(Extracted data entries)

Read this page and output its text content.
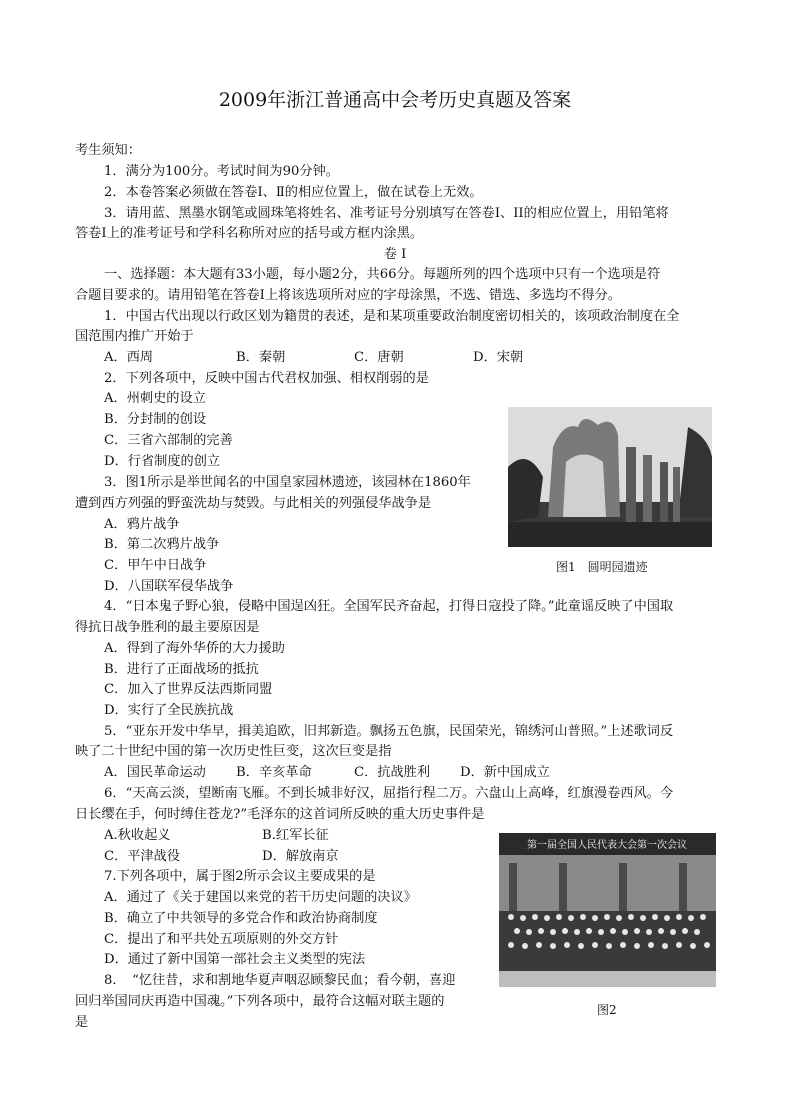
2009年浙江普通高中会考历史真题及答案
考生须知：
1．满分为100分。考试时间为90分钟。
2．本卷答案必须做在答卷Ⅰ、Ⅱ的相应位置上，做在试卷上无效。
3．请用蓝、黑墨水钢笔或圆珠笔将姓名、准考证号分别填写在答卷Ⅰ、II的相应位置上，用铅笔将
答卷Ⅰ上的准考证号和学科名称所对应的括号或方框内涂黑。
卷 Ⅰ
一、选择题：本大题有33小题，每小题2分，共66分。每题所列的四个选项中只有一个选项是符
合题目要求的。请用铅笔在答卷Ⅰ上将该选项所对应的字母涂黑，不选、错选、多选均不得分。
1．中国古代出现以行政区划为籍贯的表述，是和某项重要政治制度密切相关的，该项政治制度在全
国范围内推广开始于
A．西周	B．秦朝	C．唐朝	D．宋朝
2．下列各项中，反映中国古代君权加强、相权削弱的是
A．州刺史的设立
B．分封制的创设
C．三省六部制的完善
D．行省制度的创立
图1　圆明园遗迹
3．图1所示是举世闻名的中国皇家园林遗迹，该园林在1860年
遭到西方列强的野蛮洗劫与焚毁。与此相关的列强侵华战争是
A．鸦片战争
B．第二次鸦片战争
C．甲午中日战争
D．八国联军侵华战争
4．“日本鬼子野心狼，侵略中国逞凶狂。全国军民齐奋起，打得日寇投了降。”此童谣反映了中国取
得抗日战争胜利的最主要原因是
A．得到了海外华侨的大力援助
B．进行了正面战场的抵抗
C．加入了世界反法西斯同盟
D．实行了全民族抗战
5．“亚东开发中华早，揖美追欧，旧邦新造。飘扬五色旗，民国荣光，锦绣河山普照。”上述歌词反
映了二十世纪中国的第一次历史性巨变，这次巨变是指
A．国民革命运动 B．辛亥革命	C．抗战胜利 D．新中国成立
6．“天高云淡，望断南飞雁。不到长城非好汉，屈指行程二万。六盘山上高峰，红旗漫卷西风。今
日长缨在手，何时缚住苍龙?”毛泽东的这首词所反映的重大历史事件是
A.秋收起义	B.红军长征
C．平津战役	D．解放南京
第一届全国人民代表大会第一次会议
图2
7.下列各项中，属于图2所示会议主要成果的是
A．通过了《关于建国以来党的若干历史问题的决议》
B．确立了中共领导的多党合作和政治协商制度
C．提出了和平共处五项原则的外交方针
D．通过了新中国第一部社会主义类型的宪法
8．　“忆往昔，求和割地华夏声咽忍顾黎民血；看今朝，喜迎
回归举国同庆再造中国魂。”下列各项中，最符合这幅对联主题的
是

- [WHAT IS BEING ASKED]:
Where does the word "下列各项中" appear? Return each line that holds it.

- [FINISHED TASK]:
2．下列各项中，反映中国古代君权加强、相权削弱的是
7.下列各项中，属于图2所示会议主要成果的是
回归举国同庆再造中国魂。”下列各项中，最符合这幅对联主题的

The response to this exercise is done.